◆ Job
Write out, word for word, only the lines from the one containing "What text is on this page?" through the final line of the data.

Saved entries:
* * * * * * * * *
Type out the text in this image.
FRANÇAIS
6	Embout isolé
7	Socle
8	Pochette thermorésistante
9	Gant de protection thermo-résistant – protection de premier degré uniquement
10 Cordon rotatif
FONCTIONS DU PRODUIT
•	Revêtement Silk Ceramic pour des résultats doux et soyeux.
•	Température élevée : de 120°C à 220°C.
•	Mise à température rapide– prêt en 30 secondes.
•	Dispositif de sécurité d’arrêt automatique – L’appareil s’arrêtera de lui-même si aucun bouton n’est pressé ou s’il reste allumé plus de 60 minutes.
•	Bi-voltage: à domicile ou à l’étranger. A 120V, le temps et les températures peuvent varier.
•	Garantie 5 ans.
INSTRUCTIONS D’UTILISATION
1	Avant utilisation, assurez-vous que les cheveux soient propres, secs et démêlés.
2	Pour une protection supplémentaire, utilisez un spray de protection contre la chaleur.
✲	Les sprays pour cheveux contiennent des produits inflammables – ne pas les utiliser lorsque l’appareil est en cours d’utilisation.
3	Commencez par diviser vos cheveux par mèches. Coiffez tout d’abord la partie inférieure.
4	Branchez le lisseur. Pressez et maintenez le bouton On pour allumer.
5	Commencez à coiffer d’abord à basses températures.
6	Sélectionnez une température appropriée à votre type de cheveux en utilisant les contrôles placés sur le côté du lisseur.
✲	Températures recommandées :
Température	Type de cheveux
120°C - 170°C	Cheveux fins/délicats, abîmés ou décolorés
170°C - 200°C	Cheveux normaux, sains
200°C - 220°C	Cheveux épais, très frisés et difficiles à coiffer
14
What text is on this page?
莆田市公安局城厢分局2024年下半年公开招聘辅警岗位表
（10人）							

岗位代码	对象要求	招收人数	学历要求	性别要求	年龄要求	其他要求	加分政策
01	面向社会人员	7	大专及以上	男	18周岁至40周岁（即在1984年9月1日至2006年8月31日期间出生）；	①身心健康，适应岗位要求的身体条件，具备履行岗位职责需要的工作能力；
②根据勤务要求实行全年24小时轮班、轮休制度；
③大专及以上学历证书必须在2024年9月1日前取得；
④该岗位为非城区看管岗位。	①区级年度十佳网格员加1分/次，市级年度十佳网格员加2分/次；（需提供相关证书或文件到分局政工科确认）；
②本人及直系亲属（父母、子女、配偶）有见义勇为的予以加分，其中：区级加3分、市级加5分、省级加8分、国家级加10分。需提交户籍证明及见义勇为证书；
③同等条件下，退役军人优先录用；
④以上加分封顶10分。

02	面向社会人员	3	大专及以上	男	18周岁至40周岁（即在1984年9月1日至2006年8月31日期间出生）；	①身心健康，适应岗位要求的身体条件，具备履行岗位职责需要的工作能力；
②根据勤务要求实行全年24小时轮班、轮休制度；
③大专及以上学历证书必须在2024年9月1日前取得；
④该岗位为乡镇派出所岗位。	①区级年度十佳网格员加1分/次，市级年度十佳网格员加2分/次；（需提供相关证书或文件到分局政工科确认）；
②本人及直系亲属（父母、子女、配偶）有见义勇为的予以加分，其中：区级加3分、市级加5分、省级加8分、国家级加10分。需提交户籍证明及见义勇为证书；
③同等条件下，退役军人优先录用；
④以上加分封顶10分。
* * * * * * * * *
◆ Exercise answer
What text is on this page?
莆田市公安局城厢分局2024年下半年公开招聘辅警岗位表
（10人）							

岗位代码	对象要求	招收人数	学历要求	性别要求	年龄要求	其他要求	加分政策
01	面向社会人员	7	大专及以上	男	18周岁至40周岁（即在1984年9月1日至2006年8月31日期间出生）；	①身心健康，适应岗位要求的身体条件，具备履行岗位职责需要的工作能力；
②根据勤务要求实行全年24小时轮班、轮休制度；
③大专及以上学历证书必须在2024年9月1日前取得；
④该岗位为非城区看管岗位。	①区级年度十佳网格员加1分/次，市级年度十佳网格员加2分/次；（需提供相关证书或文件到分局政工科确认）；
②本人及直系亲属（父母、子女、配偶）有见义勇为的予以加分，其中：区级加3分、市级加5分、省级加8分、国家级加10分。需提交户籍证明及见义勇为证书；
③同等条件下，退役军人优先录用；
④以上加分封顶10分。

02	面向社会人员	3	大专及以上	男	18周岁至40周岁（即在1984年9月1日至2006年8月31日期间出生）；	①身心健康，适应岗位要求的身体条件，具备履行岗位职责需要的工作能力；
②根据勤务要求实行全年24小时轮班、轮休制度；
③大专及以上学历证书必须在2024年9月1日前取得；
④该岗位为乡镇派出所岗位。	①区级年度十佳网格员加1分/次，市级年度十佳网格员加2分/次；（需提供相关证书或文件到分局政工科确认）；
②本人及直系亲属（父母、子女、配偶）有见义勇为的予以加分，其中：区级加3分、市级加5分、省级加8分、国家级加10分。需提交户籍证明及见义勇为证书；
③同等条件下，退役军人优先录用；
④以上加分封顶10分。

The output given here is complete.